Direction – Using the listing below, give the number of lines where "στην" appears, and nothing else.

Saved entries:
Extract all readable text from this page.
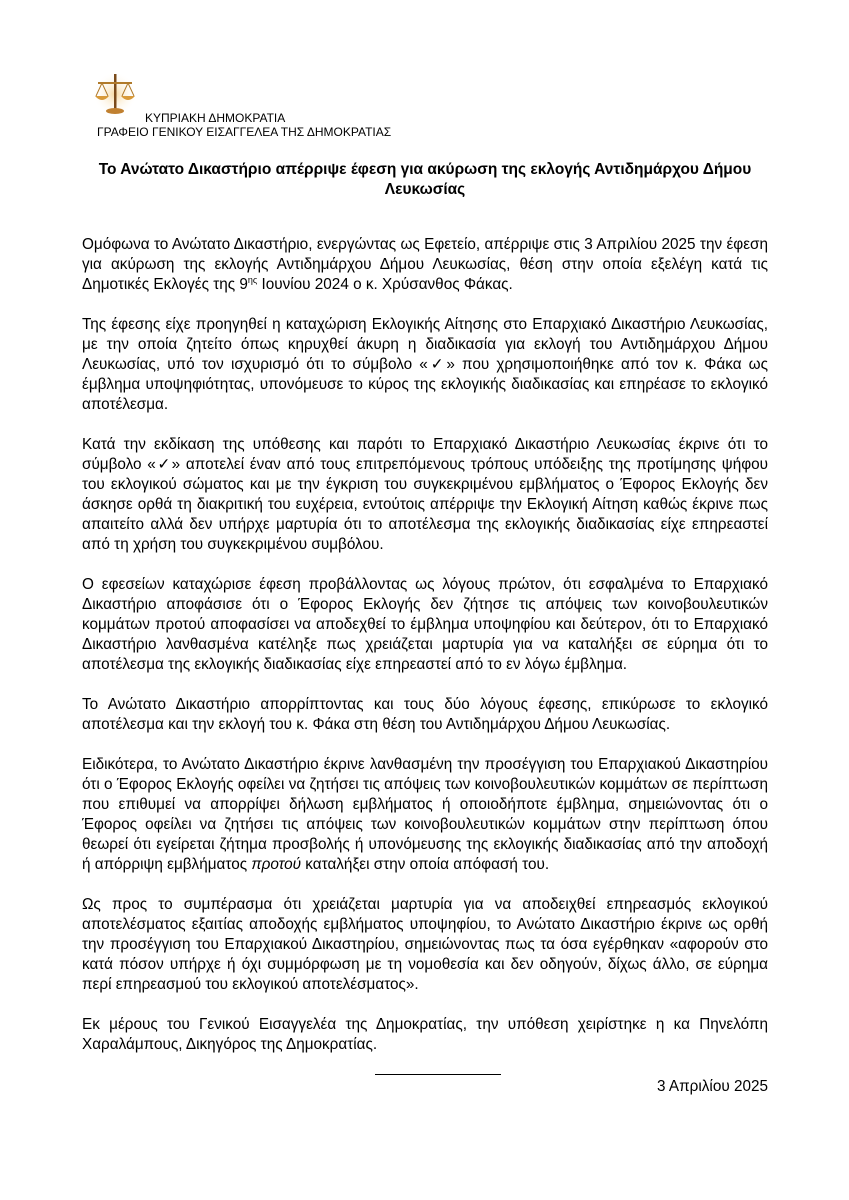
ΚΥΠΡΙΑΚΗ ΔΗΜΟΚΡΑΤΙΑ
ΓΡΑΦΕΙΟ ΓΕΝΙΚΟΥ ΕΙΣΑΓΓΕΛΕΑ ΤΗΣ ΔΗΜΟΚΡΑΤΙΑΣ
Το Ανώτατο Δικαστήριο απέρριψε έφεση για ακύρωση της εκλογής Αντιδημάρχου Δήμου Λευκωσίας

Ομόφωνα το Ανώτατο Δικαστήριο, ενεργώντας ως Εφετείο, απέρριψε στις 3 Απριλίου 2025 την έφεση για ακύρωση της εκλογής Αντιδημάρχου Δήμου Λευκωσίας, θέση στην οποία εξελέγη κατά τις Δημοτικές Εκλογές της $9^{\eta\varsigma}$ Ιουνίου 2024 ο κ. Χρύσανθος Φάκας.

Της έφεσης είχε προηγηθεί η καταχώριση Εκλογικής Αίτησης στο Επαρχιακό Δικαστήριο Λευκωσίας, με την οποία ζητείτο όπως κηρυχθεί άκυρη η διαδικασία για εκλογή του Αντιδημάρχου Δήμου Λευκωσίας, υπό τον ισχυρισμό ότι το σύμβολο «✓» που χρησιμοποιήθηκε από τον κ. Φάκα ως έμβλημα υποψηφιότητας, υπονόμευσε το κύρος της εκλογικής διαδικασίας και επηρέασε το εκλογικό αποτέλεσμα.

Κατά την εκδίκαση της υπόθεσης και παρότι το Επαρχιακό Δικαστήριο Λευκωσίας έκρινε ότι το σύμβολο «✓» αποτελεί έναν από τους επιτρεπόμενους τρόπους υπόδειξης της προτίμησης ψήφου του εκλογικού σώματος και με την έγκριση του συγκεκριμένου εμβλήματος ο Έφορος Εκλογής δεν άσκησε ορθά τη διακριτική του ευχέρεια, εντούτοις απέρριψε την Εκλογική Αίτηση καθώς έκρινε πως απαιτείτο αλλά δεν υπήρχε μαρτυρία ότι το αποτέλεσμα της εκλογικής διαδικασίας είχε επηρεαστεί από τη χρήση του συγκεκριμένου συμβόλου.

Ο εφεσείων καταχώρισε έφεση προβάλλοντας ως λόγους πρώτον, ότι εσφαλμένα το Επαρχιακό Δικαστήριο αποφάσισε ότι ο Έφορος Εκλογής δεν ζήτησε τις απόψεις των κοινοβουλευτικών κομμάτων προτού αποφασίσει να αποδεχθεί το έμβλημα υποψηφίου και δεύτερον, ότι το Επαρχιακό Δικαστήριο λανθασμένα κατέληξε πως χρειάζεται μαρτυρία για να καταλήξει σε εύρημα ότι το αποτέλεσμα της εκλογικής διαδικασίας είχε επηρεαστεί από το εν λόγω έμβλημα.

Το Ανώτατο Δικαστήριο απορρίπτοντας και τους δύο λόγους έφεσης, επικύρωσε το εκλογικό αποτέλεσμα και την εκλογή του κ. Φάκα στη θέση του Αντιδημάρχου Δήμου Λευκωσίας.

Ειδικότερα, το Ανώτατο Δικαστήριο έκρινε λανθασμένη την προσέγγιση του Επαρχιακού Δικαστηρίου ότι ο Έφορος Εκλογής οφείλει να ζητήσει τις απόψεις των κοινοβουλευτικών κομμάτων σε περίπτωση που επιθυμεί να απορρίψει δήλωση εμβλήματος ή οποιοδήποτε έμβλημα, σημειώνοντας ότι ο Έφορος οφείλει να ζητήσει τις απόψεις των κοινοβουλευτικών κομμάτων στην περίπτωση όπου θεωρεί ότι εγείρεται ζήτημα προσβολής ή υπονόμευσης της εκλογικής διαδικασίας από την αποδοχή ή απόρριψη εμβλήματος προτού καταλήξει στην οποία απόφασή του.

Ως προς το συμπέρασμα ότι χρειάζεται μαρτυρία για να αποδειχθεί επηρεασμός εκλογικού αποτελέσματος εξαιτίας αποδοχής εμβλήματος υποψηφίου, το Ανώτατο Δικαστήριο έκρινε ως ορθή την προσέγγιση του Επαρχιακού Δικαστηρίου, σημειώνοντας πως τα όσα εγέρθηκαν «αφορούν στο κατά πόσον υπήρχε ή όχι συμμόρφωση με τη νομοθεσία και δεν οδηγούν, δίχως άλλο, σε εύρημα περί επηρεασμού του εκλογικού αποτελέσματος».

Εκ μέρους του Γενικού Εισαγγελέα της Δημοκρατίας, την υπόθεση χειρίστηκε η κα Πηνελόπη Χαραλάμπους, Δικηγόρος της Δημοκρατίας.

3 Απριλίου 2025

Solution to this exercise – 2